[start of Exercise inputs]

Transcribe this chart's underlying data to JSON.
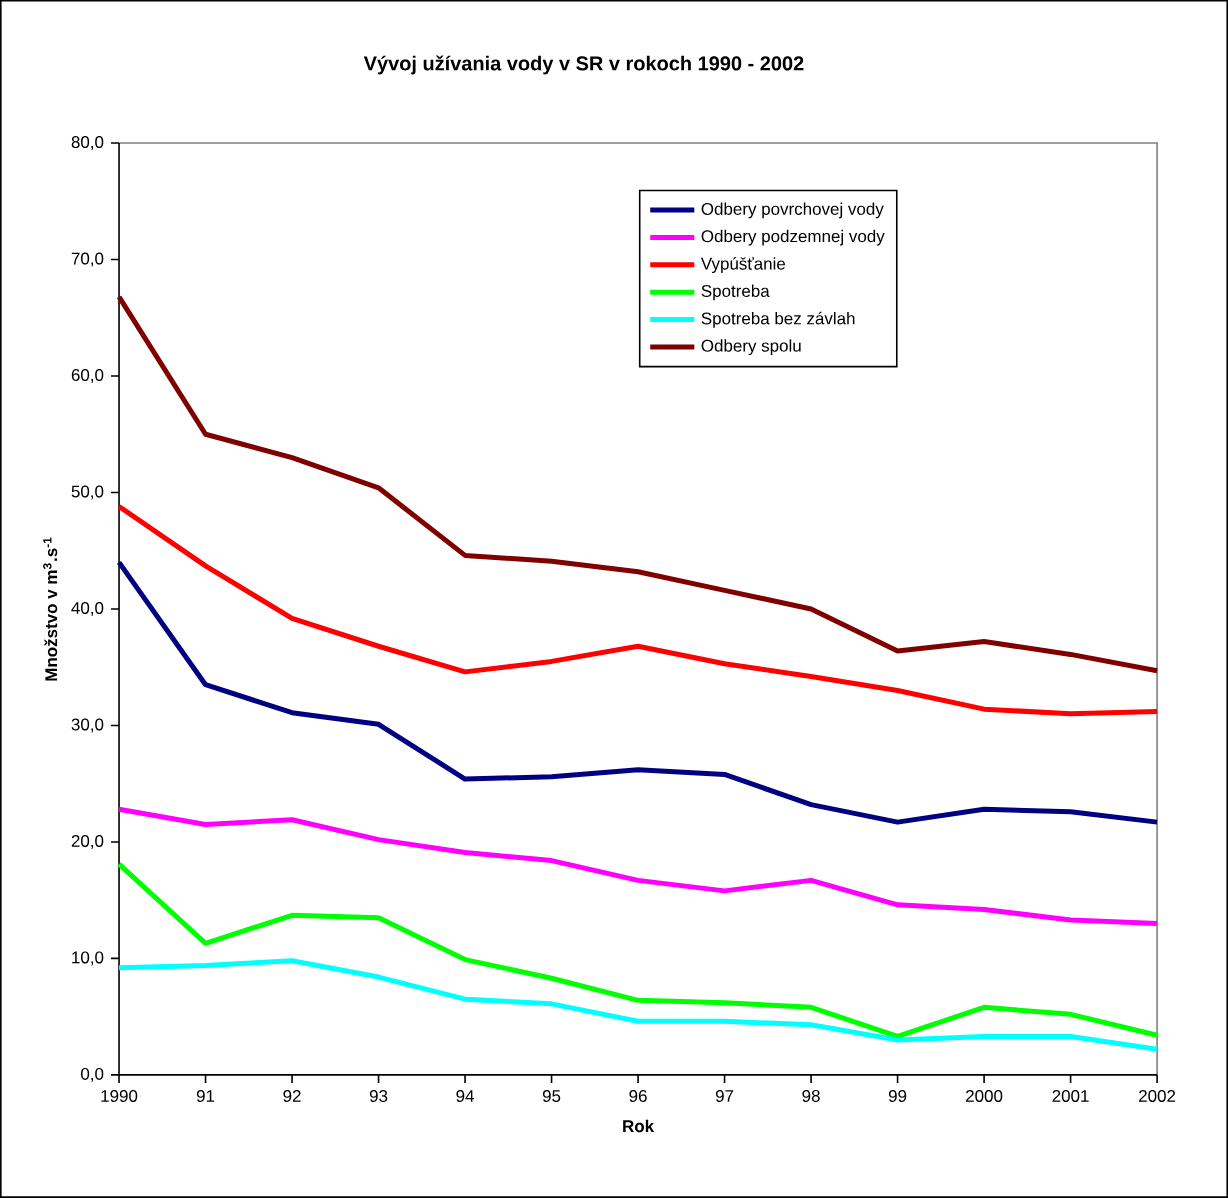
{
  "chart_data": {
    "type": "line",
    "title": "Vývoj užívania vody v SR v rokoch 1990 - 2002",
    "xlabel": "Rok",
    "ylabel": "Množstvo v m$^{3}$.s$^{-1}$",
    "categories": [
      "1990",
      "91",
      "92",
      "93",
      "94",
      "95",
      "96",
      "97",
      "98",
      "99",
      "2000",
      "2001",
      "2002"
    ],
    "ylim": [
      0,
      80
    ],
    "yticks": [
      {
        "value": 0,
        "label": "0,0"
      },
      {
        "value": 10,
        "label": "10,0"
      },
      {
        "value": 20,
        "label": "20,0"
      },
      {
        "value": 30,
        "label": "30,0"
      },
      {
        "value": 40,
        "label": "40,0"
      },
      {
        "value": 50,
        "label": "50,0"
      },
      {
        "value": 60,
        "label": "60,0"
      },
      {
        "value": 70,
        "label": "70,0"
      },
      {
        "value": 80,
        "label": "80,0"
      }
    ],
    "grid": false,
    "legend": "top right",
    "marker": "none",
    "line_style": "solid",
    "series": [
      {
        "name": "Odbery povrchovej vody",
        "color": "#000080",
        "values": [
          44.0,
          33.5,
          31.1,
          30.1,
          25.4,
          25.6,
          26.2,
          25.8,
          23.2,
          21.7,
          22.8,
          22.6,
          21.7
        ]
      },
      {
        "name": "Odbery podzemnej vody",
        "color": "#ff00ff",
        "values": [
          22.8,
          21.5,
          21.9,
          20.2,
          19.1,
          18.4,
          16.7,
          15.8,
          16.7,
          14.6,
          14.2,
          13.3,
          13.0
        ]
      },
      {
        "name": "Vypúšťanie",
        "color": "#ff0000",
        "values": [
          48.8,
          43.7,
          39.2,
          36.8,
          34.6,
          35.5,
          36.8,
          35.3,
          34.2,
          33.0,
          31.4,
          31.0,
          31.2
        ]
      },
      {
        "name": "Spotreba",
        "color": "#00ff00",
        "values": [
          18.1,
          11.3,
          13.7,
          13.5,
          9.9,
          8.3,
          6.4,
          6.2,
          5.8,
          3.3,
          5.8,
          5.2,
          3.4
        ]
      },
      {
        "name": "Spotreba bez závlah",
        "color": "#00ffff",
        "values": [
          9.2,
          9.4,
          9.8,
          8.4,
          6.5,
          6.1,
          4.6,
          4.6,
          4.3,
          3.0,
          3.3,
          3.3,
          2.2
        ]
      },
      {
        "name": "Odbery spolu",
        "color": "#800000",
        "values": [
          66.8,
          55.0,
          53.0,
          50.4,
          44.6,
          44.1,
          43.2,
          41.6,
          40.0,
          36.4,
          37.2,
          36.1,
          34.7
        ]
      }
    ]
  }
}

[end of Exercise inputs]

- **Direction**
From the entries, copy out each line containing the word "Spotreba".

- **Output for this task**
        "name": "Spotreba",
        "name": "Spotreba bez závlah",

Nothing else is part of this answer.